§ **Exercise inputs**:
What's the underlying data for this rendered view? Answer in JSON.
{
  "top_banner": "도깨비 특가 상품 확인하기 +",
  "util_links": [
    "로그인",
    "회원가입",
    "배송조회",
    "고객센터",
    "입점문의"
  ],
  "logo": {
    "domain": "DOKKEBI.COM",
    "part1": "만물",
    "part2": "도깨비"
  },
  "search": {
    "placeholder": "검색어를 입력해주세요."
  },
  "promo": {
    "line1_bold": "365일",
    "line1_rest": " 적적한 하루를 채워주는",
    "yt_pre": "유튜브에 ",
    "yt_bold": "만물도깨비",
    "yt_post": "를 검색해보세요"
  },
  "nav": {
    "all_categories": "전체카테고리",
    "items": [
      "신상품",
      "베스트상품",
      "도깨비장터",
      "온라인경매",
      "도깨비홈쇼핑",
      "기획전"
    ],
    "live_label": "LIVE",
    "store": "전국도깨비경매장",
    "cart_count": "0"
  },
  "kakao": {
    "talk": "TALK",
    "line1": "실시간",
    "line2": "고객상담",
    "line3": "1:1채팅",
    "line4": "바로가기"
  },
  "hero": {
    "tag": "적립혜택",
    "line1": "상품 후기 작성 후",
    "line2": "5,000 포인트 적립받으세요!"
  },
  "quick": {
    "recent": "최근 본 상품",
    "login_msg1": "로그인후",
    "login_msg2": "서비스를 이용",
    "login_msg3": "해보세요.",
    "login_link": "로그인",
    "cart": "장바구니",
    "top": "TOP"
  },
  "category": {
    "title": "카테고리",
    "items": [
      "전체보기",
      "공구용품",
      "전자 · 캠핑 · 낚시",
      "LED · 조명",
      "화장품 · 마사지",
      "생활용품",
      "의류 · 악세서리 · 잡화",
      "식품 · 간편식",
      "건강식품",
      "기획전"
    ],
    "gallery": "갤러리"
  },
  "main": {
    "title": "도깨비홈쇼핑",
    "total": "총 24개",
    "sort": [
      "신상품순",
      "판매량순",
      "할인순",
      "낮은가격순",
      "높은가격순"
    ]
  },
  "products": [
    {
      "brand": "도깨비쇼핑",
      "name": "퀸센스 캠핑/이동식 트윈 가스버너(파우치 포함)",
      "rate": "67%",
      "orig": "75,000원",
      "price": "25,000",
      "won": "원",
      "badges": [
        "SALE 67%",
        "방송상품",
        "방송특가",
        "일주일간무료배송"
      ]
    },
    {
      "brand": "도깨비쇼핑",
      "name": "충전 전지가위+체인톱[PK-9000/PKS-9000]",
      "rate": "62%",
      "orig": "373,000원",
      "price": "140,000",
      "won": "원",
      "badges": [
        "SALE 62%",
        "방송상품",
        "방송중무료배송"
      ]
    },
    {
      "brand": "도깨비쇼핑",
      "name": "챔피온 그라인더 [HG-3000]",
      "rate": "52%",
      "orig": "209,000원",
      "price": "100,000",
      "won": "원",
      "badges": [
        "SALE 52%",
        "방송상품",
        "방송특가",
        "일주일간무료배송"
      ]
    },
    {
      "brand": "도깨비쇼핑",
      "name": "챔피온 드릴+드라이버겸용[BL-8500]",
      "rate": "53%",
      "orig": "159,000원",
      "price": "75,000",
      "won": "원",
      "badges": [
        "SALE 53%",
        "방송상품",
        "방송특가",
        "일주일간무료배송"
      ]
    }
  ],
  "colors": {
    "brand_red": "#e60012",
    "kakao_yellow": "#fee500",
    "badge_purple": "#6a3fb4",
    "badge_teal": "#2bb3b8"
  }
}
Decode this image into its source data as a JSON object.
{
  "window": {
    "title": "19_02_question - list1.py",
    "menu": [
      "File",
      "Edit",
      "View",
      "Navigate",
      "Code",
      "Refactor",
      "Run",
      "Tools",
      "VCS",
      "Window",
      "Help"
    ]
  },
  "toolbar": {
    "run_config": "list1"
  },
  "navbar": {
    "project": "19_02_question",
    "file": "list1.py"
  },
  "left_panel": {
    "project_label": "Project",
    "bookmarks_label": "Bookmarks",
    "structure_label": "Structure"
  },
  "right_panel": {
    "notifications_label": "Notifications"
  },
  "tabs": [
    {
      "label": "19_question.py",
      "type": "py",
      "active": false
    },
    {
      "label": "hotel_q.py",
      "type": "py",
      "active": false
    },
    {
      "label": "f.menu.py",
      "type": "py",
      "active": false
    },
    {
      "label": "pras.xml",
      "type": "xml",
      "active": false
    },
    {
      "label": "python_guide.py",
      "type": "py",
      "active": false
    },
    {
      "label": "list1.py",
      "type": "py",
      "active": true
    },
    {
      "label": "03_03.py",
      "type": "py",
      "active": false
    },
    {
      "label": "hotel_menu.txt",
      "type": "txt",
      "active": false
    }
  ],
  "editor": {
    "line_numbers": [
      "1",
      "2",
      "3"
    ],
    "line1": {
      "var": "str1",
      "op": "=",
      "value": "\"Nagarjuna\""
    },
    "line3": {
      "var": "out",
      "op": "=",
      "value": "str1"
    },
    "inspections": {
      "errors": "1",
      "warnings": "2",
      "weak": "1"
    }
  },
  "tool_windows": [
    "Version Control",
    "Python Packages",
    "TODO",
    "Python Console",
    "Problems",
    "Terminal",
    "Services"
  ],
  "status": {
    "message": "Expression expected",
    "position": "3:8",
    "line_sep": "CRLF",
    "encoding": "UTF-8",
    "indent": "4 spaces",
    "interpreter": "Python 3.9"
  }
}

§ **Given problem**:
Reproduce the data in its entirety, matching each character.

§ **Response for this exercise**:
What's the underlying data for this rendered view? Answer in JSON.
{
  "top_banner": "도깨비 특가 상품 확인하기 +",
  "util_links": [
    "로그인",
    "회원가입",
    "배송조회",
    "고객센터",
    "입점문의"
  ],
  "logo": {
    "domain": "DOKKEBI.COM",
    "part1": "만물",
    "part2": "도깨비"
  },
  "search": {
    "placeholder": "검색어를 입력해주세요."
  },
  "promo": {
    "line1_bold": "365일",
    "line1_rest": " 적적한 하루를 채워주는",
    "yt_pre": "유튜브에 ",
    "yt_bold": "만물도깨비",
    "yt_post": "를 검색해보세요"
  },
  "nav": {
    "all_categories": "전체카테고리",
    "items": [
      "신상품",
      "베스트상품",
      "도깨비장터",
      "온라인경매",
      "도깨비홈쇼핑",
      "기획전"
    ],
    "live_label": "LIVE",
    "store": "전국도깨비경매장",
    "cart_count": "0"
  },
  "kakao": {
    "talk": "TALK",
    "line1": "실시간",
    "line2": "고객상담",
    "line3": "1:1채팅",
    "line4": "바로가기"
  },
  "hero": {
    "tag": "적립혜택",
    "line1": "상품 후기 작성 후",
    "line2": "5,000 포인트 적립받으세요!"
  },
  "quick": {
    "recent": "최근 본 상품",
    "login_msg1": "로그인후",
    "login_msg2": "서비스를 이용",
    "login_msg3": "해보세요.",
    "login_link": "로그인",
    "cart": "장바구니",
    "top": "TOP"
  },
  "category": {
    "title": "카테고리",
    "items": [
      "전체보기",
      "공구용품",
      "전자 · 캠핑 · 낚시",
      "LED · 조명",
      "화장품 · 마사지",
      "생활용품",
      "의류 · 악세서리 · 잡화",
      "식품 · 간편식",
      "건강식품",
      "기획전"
    ],
    "gallery": "갤러리"
  },
  "main": {
    "title": "도깨비홈쇼핑",
    "total": "총 24개",
    "sort": [
      "신상품순",
      "판매량순",
      "할인순",
      "낮은가격순",
      "높은가격순"
    ]
  },
  "products": [
    {
      "brand": "도깨비쇼핑",
      "name": "퀸센스 캠핑/이동식 트윈 가스버너(파우치 포함)",
      "rate": "67%",
      "orig": "75,000원",
      "price": "25,000",
      "won": "원",
      "badges": [
        "SALE 67%",
        "방송상품",
        "방송특가",
        "일주일간무료배송"
      ]
    },
    {
      "brand": "도깨비쇼핑",
      "name": "충전 전지가위+체인톱[PK-9000/PKS-9000]",
      "rate": "62%",
      "orig": "373,000원",
      "price": "140,000",
      "won": "원",
      "badges": [
        "SALE 62%",
        "방송상품",
        "방송중무료배송"
      ]
    },
    {
      "brand": "도깨비쇼핑",
      "name": "챔피온 그라인더 [HG-3000]",
      "rate": "52%",
      "orig": "209,000원",
      "price": "100,000",
      "won": "원",
      "badges": [
        "SALE 52%",
        "방송상품",
        "방송특가",
        "일주일간무료배송"
      ]
    },
    {
      "brand": "도깨비쇼핑",
      "name": "챔피온 드릴+드라이버겸용[BL-8500]",
      "rate": "53%",
      "orig": "159,000원",
      "price": "75,000",
      "won": "원",
      "badges": [
        "SALE 53%",
        "방송상품",
        "방송특가",
        "일주일간무료배송"
      ]
    }
  ],
  "colors": {
    "brand_red": "#e60012",
    "kakao_yellow": "#fee500",
    "badge_purple": "#6a3fb4",
    "badge_teal": "#2bb3b8"
  }
}
Decode this image into its source data as a JSON object.
{
  "window": {
    "title": "19_02_question - list1.py",
    "menu": [
      "File",
      "Edit",
      "View",
      "Navigate",
      "Code",
      "Refactor",
      "Run",
      "Tools",
      "VCS",
      "Window",
      "Help"
    ]
  },
  "toolbar": {
    "run_config": "list1"
  },
  "navbar": {
    "project": "19_02_question",
    "file": "list1.py"
  },
  "left_panel": {
    "project_label": "Project",
    "bookmarks_label": "Bookmarks",
    "structure_label": "Structure"
  },
  "right_panel": {
    "notifications_label": "Notifications"
  },
  "tabs": [
    {
      "label": "19_question.py",
      "type": "py",
      "active": false
    },
    {
      "label": "hotel_q.py",
      "type": "py",
      "active": false
    },
    {
      "label": "f.menu.py",
      "type": "py",
      "active": false
    },
    {
      "label": "pras.xml",
      "type": "xml",
      "active": false
    },
    {
      "label": "python_guide.py",
      "type": "py",
      "active": false
    },
    {
      "label": "list1.py",
      "type": "py",
      "active": true
    },
    {
      "label": "03_03.py",
      "type": "py",
      "active": false
    },
    {
      "label": "hotel_menu.txt",
      "type": "txt",
      "active": false
    }
  ],
  "editor": {
    "line_numbers": [
      "1",
      "2",
      "3"
    ],
    "line1": {
      "var": "str1",
      "op": "=",
      "value": "\"Nagarjuna\""
    },
    "line3": {
      "var": "out",
      "op": "=",
      "value": "str1"
    },
    "inspections": {
      "errors": "1",
      "warnings": "2",
      "weak": "1"
    }
  },
  "tool_windows": [
    "Version Control",
    "Python Packages",
    "TODO",
    "Python Console",
    "Problems",
    "Terminal",
    "Services"
  ],
  "status": {
    "message": "Expression expected",
    "position": "3:8",
    "line_sep": "CRLF",
    "encoding": "UTF-8",
    "indent": "4 spaces",
    "interpreter": "Python 3.9"
  }
}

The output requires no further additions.